Copy out the listing lines word for word, beginning with the line that contains "Ellipse shape (111, 84, 117, 91)" and continuing through the line that contains "Text: 36150: 36150 (149, 261, 178, 270)", with both of those lines included.

___ AVAILABLE RECORDS ___

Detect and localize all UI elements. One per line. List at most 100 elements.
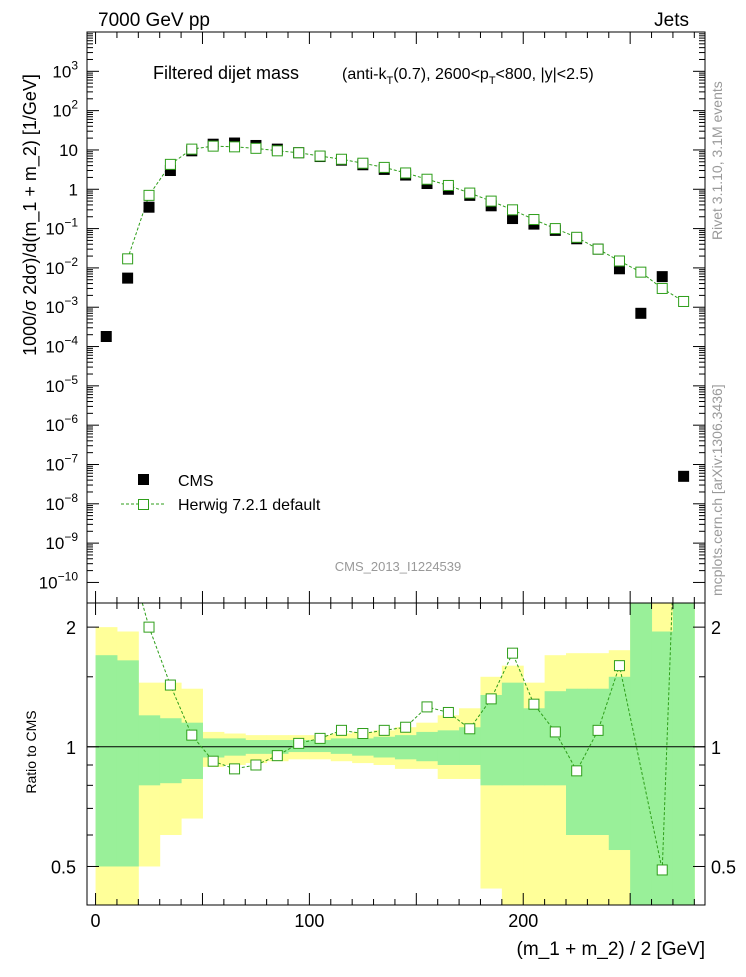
ratio-y-label: Ratio to CMS (23, 710, 39, 793)
y-tick-label: 102 (52, 98, 78, 121)
y-tick-label: 10−7 (45, 451, 78, 474)
cms-point (507, 213, 519, 225)
stat-uncertainty-band (672, 603, 695, 905)
ratio-y-tick-label: 2 (66, 618, 76, 638)
stat-uncertainty-band (587, 688, 610, 835)
ratio-bands (95, 603, 695, 905)
ratio-point (571, 765, 583, 777)
herwig-point (122, 253, 134, 265)
ratio-point (293, 737, 305, 749)
y-tick-label: 10−5 (45, 373, 78, 396)
herwig-point (635, 266, 647, 278)
y-tick-label: 103 (52, 58, 78, 81)
header-right: Jets (654, 10, 689, 31)
legend-label-herwig: Herwig 7.2.1 default (178, 497, 321, 514)
ratio-point (314, 732, 326, 744)
legend-label-cms: CMS (178, 473, 214, 490)
rivet-label: Rivet 3.1.10, 3.1M events (709, 81, 725, 240)
stat-uncertainty-band (501, 682, 524, 786)
legend-marker-cms (138, 474, 149, 485)
herwig-point (186, 143, 198, 155)
ratio-point (229, 763, 241, 775)
chart-title: Filtered dijet mass (153, 63, 299, 83)
ratio-point (507, 647, 519, 659)
ratio-y-tick-label-right: 0.5 (711, 857, 736, 877)
ratio-ticks: 0.5 0.5 1 1 2 2 0 100 200 (51, 603, 736, 931)
x-tick-label: 200 (508, 911, 538, 931)
y-tick-label: 1 (69, 180, 78, 199)
y-tick-label: 10−3 (45, 294, 78, 317)
cms-point (100, 331, 112, 343)
ratio-panel: 0.5 0.5 1 1 2 2 0 100 200 Ratio to CMS (m_1 + m_… (23, 602, 736, 960)
stat-uncertainty-band (116, 660, 139, 867)
stat-uncertainty-band (330, 738, 353, 754)
ratio-point (592, 724, 604, 736)
stat-uncertainty-band (437, 730, 460, 765)
stat-uncertainty-band (459, 727, 481, 765)
stat-uncertainty-band (202, 738, 225, 758)
x-tick-label: 100 (294, 911, 324, 931)
ratio-point (613, 660, 625, 672)
herwig-point (271, 145, 283, 157)
mcplots-label: mcplots.cern.ch [arXiv:1306.3436] (709, 384, 725, 596)
stat-uncertainty-band (95, 655, 118, 867)
herwig-point (485, 195, 497, 207)
ratio-point (442, 706, 454, 718)
y-tick-label: 10−9 (45, 530, 78, 553)
herwig-point (378, 161, 390, 173)
stat-uncertainty-band (651, 631, 674, 905)
ratio-point (421, 701, 433, 713)
stat-uncertainty-band (630, 603, 653, 905)
chart-subtitle: (anti-kT(0.7), 2600<pT<800, |y|<2.5) (342, 66, 594, 87)
ratio-point (485, 693, 497, 705)
ratio-point (549, 726, 561, 738)
watermark: CMS_2013_I1224539 (335, 559, 462, 574)
x-axis-label: (m_1 + m_2) / 2 [GeV] (517, 939, 706, 960)
herwig-point (507, 204, 519, 216)
herwig-point (229, 141, 241, 153)
main-panel: 10−10 10−9 10−8 10−7 10−6 10−5 10−4 10−3 10−2 10−… (20, 31, 706, 604)
cms-point (164, 165, 176, 177)
ratio-point (464, 723, 476, 735)
stat-uncertainty-band (480, 694, 503, 786)
y-tick-label: 10−4 (45, 334, 78, 357)
ratio-point (164, 679, 176, 691)
ratio-point (528, 698, 540, 710)
ratio-point (378, 724, 390, 736)
herwig-point (613, 255, 625, 267)
herwig-point (656, 282, 668, 294)
stat-uncertainty-band (608, 676, 631, 851)
y-axis-label: 1000/σ 2dσ)/d(m_1 + m_2) [1/GeV] (20, 74, 41, 356)
cms-point (678, 470, 690, 482)
herwig-point (571, 231, 583, 243)
cms-point (143, 201, 155, 213)
herwig-point (314, 150, 326, 162)
main-data (100, 137, 690, 482)
ratio-point (207, 755, 219, 767)
herwig-point (421, 173, 433, 185)
y-tick-label: 10 (59, 141, 78, 160)
ratio-y-tick-label-right: 2 (711, 618, 721, 638)
herwig-point (357, 157, 369, 169)
cms-point (656, 271, 668, 283)
herwig-point (442, 179, 454, 191)
ratio-y-tick-label-right: 1 (711, 738, 721, 758)
main-frame (86, 31, 706, 604)
ratio-point (335, 724, 347, 736)
herwig-point (335, 153, 347, 165)
stat-uncertainty-band (566, 688, 588, 835)
ratio-data (141, 603, 673, 876)
herwig-point (592, 243, 604, 255)
herwig-point (464, 187, 476, 199)
ratio-point (271, 750, 283, 762)
ratio-y-tick-label: 0.5 (51, 857, 76, 877)
main-ticks: 10−10 10−9 10−8 10−7 10−6 10−5 10−4 10−3 10−2 10−… (39, 32, 705, 603)
y-tick-label: 10−2 (45, 255, 78, 278)
y-tick-label: 10−6 (45, 412, 78, 435)
herwig-point (400, 167, 412, 179)
stat-uncertainty-band (138, 715, 161, 786)
ratio-point (250, 759, 262, 771)
herwig-point (164, 158, 176, 170)
cms-point (613, 263, 625, 275)
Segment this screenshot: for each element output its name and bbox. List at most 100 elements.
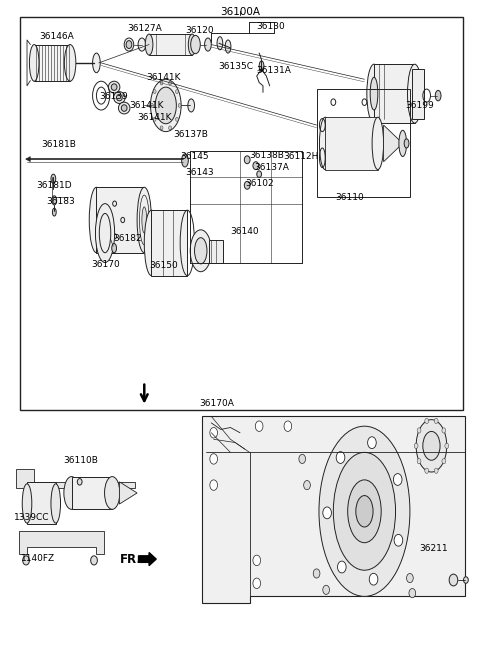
Ellipse shape (111, 84, 117, 91)
Polygon shape (19, 531, 104, 554)
Ellipse shape (93, 53, 100, 73)
Circle shape (417, 428, 421, 433)
Text: 36135C: 36135C (218, 62, 253, 71)
Text: 36131A: 36131A (257, 66, 292, 75)
Circle shape (409, 588, 416, 598)
Bar (34, 45, 70, 81)
Ellipse shape (372, 117, 384, 170)
Text: FR.: FR. (120, 552, 142, 565)
Text: 36150: 36150 (149, 261, 178, 270)
Circle shape (151, 104, 154, 108)
Circle shape (153, 117, 156, 121)
Circle shape (153, 90, 156, 94)
Circle shape (313, 569, 320, 578)
Text: 36110: 36110 (336, 193, 364, 201)
Text: 36170A: 36170A (199, 399, 234, 408)
Text: 36137B: 36137B (173, 131, 208, 139)
Text: 36110B: 36110B (63, 456, 98, 464)
Text: 36100A: 36100A (220, 7, 260, 17)
Circle shape (176, 117, 179, 121)
Circle shape (77, 479, 82, 485)
Ellipse shape (114, 92, 125, 104)
Ellipse shape (217, 37, 223, 50)
Bar (72, 477, 112, 509)
Circle shape (449, 574, 458, 586)
Ellipse shape (191, 35, 200, 54)
Bar (20, 17, 463, 410)
Text: 36139: 36139 (99, 92, 128, 102)
Bar (27, 482, 56, 524)
Ellipse shape (105, 477, 120, 509)
Ellipse shape (117, 94, 122, 101)
Circle shape (168, 81, 171, 85)
Ellipse shape (423, 432, 440, 461)
Text: 36130: 36130 (257, 22, 286, 31)
Bar (325, 117, 378, 170)
Ellipse shape (408, 64, 422, 123)
Bar (209, 239, 223, 262)
Ellipse shape (348, 480, 381, 543)
Circle shape (414, 443, 418, 449)
Ellipse shape (137, 187, 152, 253)
Ellipse shape (399, 131, 407, 157)
Ellipse shape (435, 91, 441, 101)
Circle shape (425, 419, 429, 424)
Circle shape (337, 561, 346, 573)
Ellipse shape (190, 230, 211, 272)
Ellipse shape (367, 64, 381, 123)
Text: 36170: 36170 (92, 260, 120, 269)
Circle shape (126, 41, 132, 49)
Ellipse shape (333, 453, 396, 570)
Ellipse shape (119, 102, 130, 114)
Circle shape (284, 421, 292, 432)
Ellipse shape (22, 483, 32, 523)
Bar (374, 64, 415, 123)
Circle shape (168, 126, 171, 130)
Circle shape (160, 81, 163, 85)
Polygon shape (120, 482, 137, 504)
Circle shape (442, 428, 446, 433)
Bar (412, 70, 424, 119)
Ellipse shape (96, 203, 115, 262)
Circle shape (124, 38, 134, 51)
Text: 36146A: 36146A (39, 32, 74, 41)
Circle shape (336, 451, 345, 463)
Polygon shape (139, 552, 156, 565)
Circle shape (23, 556, 29, 565)
Ellipse shape (194, 237, 207, 264)
Ellipse shape (156, 87, 176, 124)
Ellipse shape (416, 420, 447, 472)
Circle shape (210, 428, 217, 438)
Ellipse shape (225, 40, 231, 53)
Circle shape (244, 181, 250, 189)
Text: 36102: 36102 (245, 180, 274, 188)
Ellipse shape (144, 210, 158, 276)
Ellipse shape (52, 195, 57, 205)
Circle shape (255, 421, 263, 432)
Ellipse shape (52, 208, 56, 216)
Ellipse shape (151, 79, 181, 132)
Circle shape (368, 437, 376, 449)
Text: 36112H: 36112H (283, 152, 318, 161)
Text: 36181B: 36181B (41, 140, 76, 149)
Ellipse shape (370, 77, 378, 110)
Polygon shape (25, 157, 30, 162)
Ellipse shape (51, 483, 60, 523)
Ellipse shape (204, 38, 211, 51)
Bar (149, 34, 192, 55)
Ellipse shape (142, 207, 147, 233)
Circle shape (394, 535, 403, 546)
Ellipse shape (138, 38, 146, 51)
Text: 36182: 36182 (113, 234, 142, 243)
Circle shape (299, 455, 306, 464)
Circle shape (253, 162, 259, 170)
Ellipse shape (356, 495, 373, 527)
Ellipse shape (51, 174, 56, 183)
Circle shape (253, 555, 261, 565)
Circle shape (434, 419, 438, 424)
Ellipse shape (29, 45, 39, 81)
Circle shape (417, 459, 421, 464)
Polygon shape (384, 125, 403, 162)
Circle shape (176, 90, 179, 94)
Text: 36211: 36211 (420, 544, 448, 553)
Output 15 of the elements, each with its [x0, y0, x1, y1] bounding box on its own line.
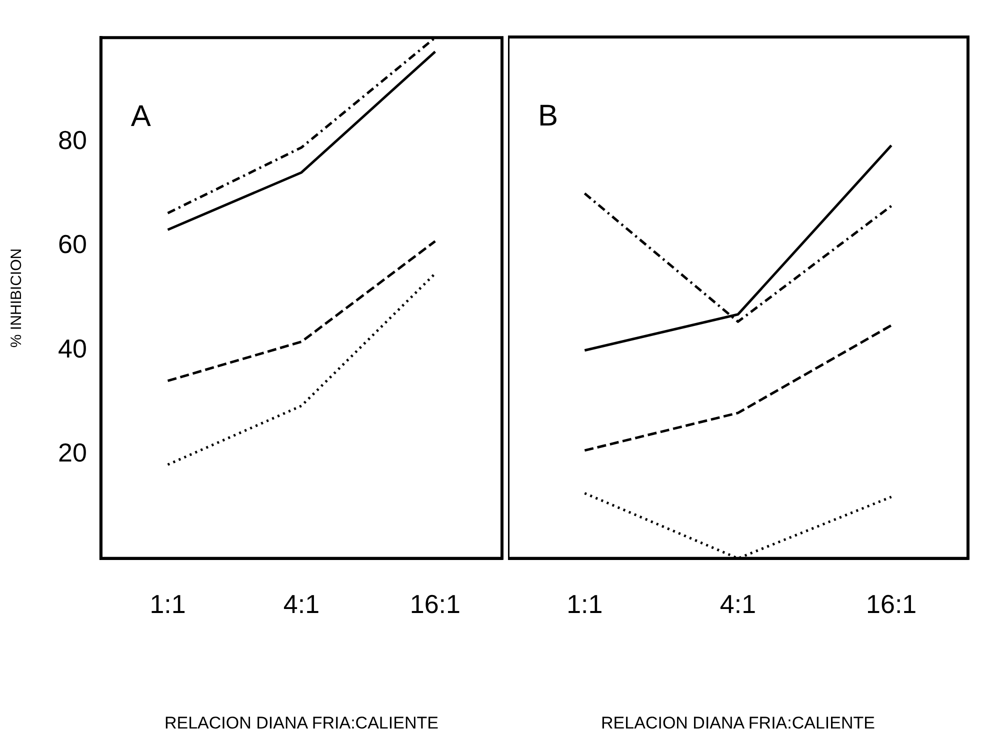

___

▸ SOLUTION FOR THIS TASK
Ellipse shape (111, 84, 117, 91)
Polygon shape (19, 531, 104, 554)
Ellipse shape (93, 53, 100, 73)
Circle shape (417, 428, 421, 433)
Text: 36135C: 36135C (218, 62, 253, 71)
Text: 36131A: 36131A (257, 66, 292, 75)
Circle shape (409, 588, 416, 598)
Bar (34, 45, 70, 81)
Ellipse shape (372, 117, 384, 170)
Text: FR.: FR. (120, 552, 142, 565)
Text: 36150: 36150 (149, 261, 178, 270)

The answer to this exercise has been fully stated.